• [WORK TO COMPLETE]
Output the material word for word. Leave each picture out.

# # # # #

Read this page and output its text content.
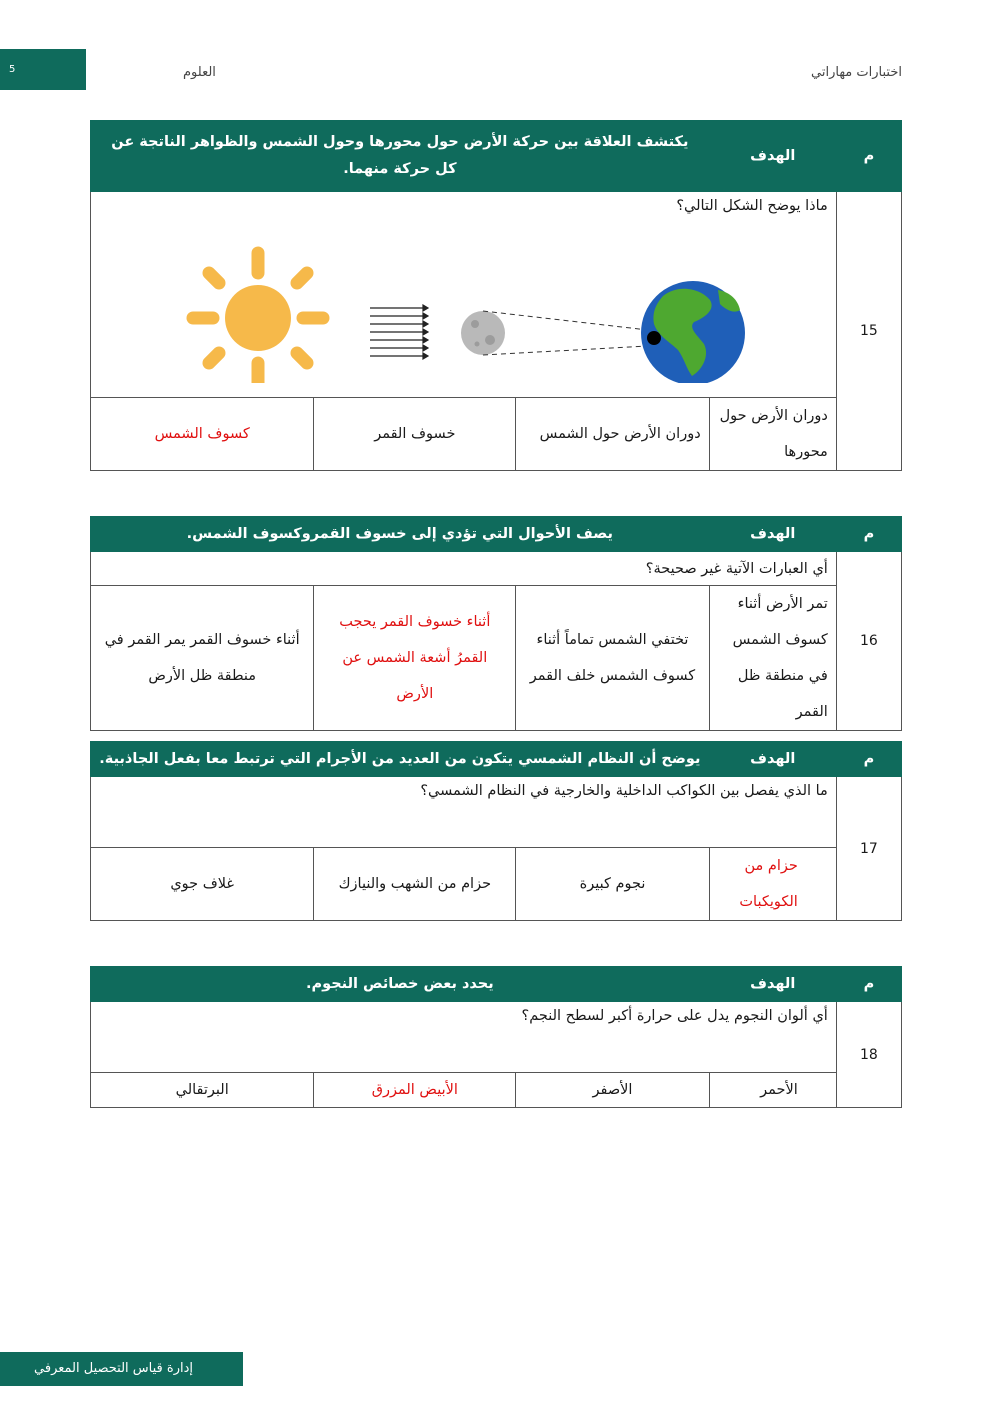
5	العلوم	اختبارات مهاراتي
م	الهدف	يكتشف العلاقة بين حركة الأرض حول محورها وحول الشمس والظواهر الناتجة عن كل حركة منهما.		
15	ماذا يوضح الشكل التالي؟			

	دوران الأرض حول محورها	دوران الأرض حول الشمس	خسوف القمر	كسوف الشمس
م	الهدف	يصف الأحوال التي تؤدي إلى خسوف القمروكسوف الشمس.		
16	أي العبارات الآتية غير صحيحة؟			
	تمر الأرض أثناء كسوف الشمس في منطقة ظل القمر	تختفي الشمس تماماً أثناء كسوف الشمس خلف القمر	أثناء خسوف القمر يحجب القمرُ أشعة الشمس عن الأرض	أثناء خسوف القمر يمر القمر في منطقة ظل الأرض
م	الهدف	يوضح أن النظام الشمسي يتكون من العديد من الأجرام التي ترتبط معا بفعل الجاذبية.		
17	ما الذي يفصل بين الكواكب الداخلية والخارجية في النظام الشمسي؟			
	حزام من الكويكبات	نجوم كبيرة	حزام من الشهب والنيازك	غلاف جوي
م	الهدف	يحدد بعض خصائص النجوم.		
18	أي ألوان النجوم يدل على حرارة أكبر لسطح النجم؟			
	الأحمر	الأصفر	الأبيض المزرق	البرتقالي
إدارة قياس التحصيل المعرفي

# # # # #

• [REPLY]
Read this page and output its text content.
5	العلوم	اختبارات مهاراتي
م	الهدف	يكتشف العلاقة بين حركة الأرض حول محورها وحول الشمس والظواهر الناتجة عن كل حركة منهما.		
15	ماذا يوضح الشكل التالي؟			

	دوران الأرض حول محورها	دوران الأرض حول الشمس	خسوف القمر	كسوف الشمس
م	الهدف	يصف الأحوال التي تؤدي إلى خسوف القمروكسوف الشمس.		
16	أي العبارات الآتية غير صحيحة؟			
	تمر الأرض أثناء كسوف الشمس في منطقة ظل القمر	تختفي الشمس تماماً أثناء كسوف الشمس خلف القمر	أثناء خسوف القمر يحجب القمرُ أشعة الشمس عن الأرض	أثناء خسوف القمر يمر القمر في منطقة ظل الأرض
م	الهدف	يوضح أن النظام الشمسي يتكون من العديد من الأجرام التي ترتبط معا بفعل الجاذبية.		
17	ما الذي يفصل بين الكواكب الداخلية والخارجية في النظام الشمسي؟			
	حزام من الكويكبات	نجوم كبيرة	حزام من الشهب والنيازك	غلاف جوي
م	الهدف	يحدد بعض خصائص النجوم.		
18	أي ألوان النجوم يدل على حرارة أكبر لسطح النجم؟			
	الأحمر	الأصفر	الأبيض المزرق	البرتقالي
إدارة قياس التحصيل المعرفي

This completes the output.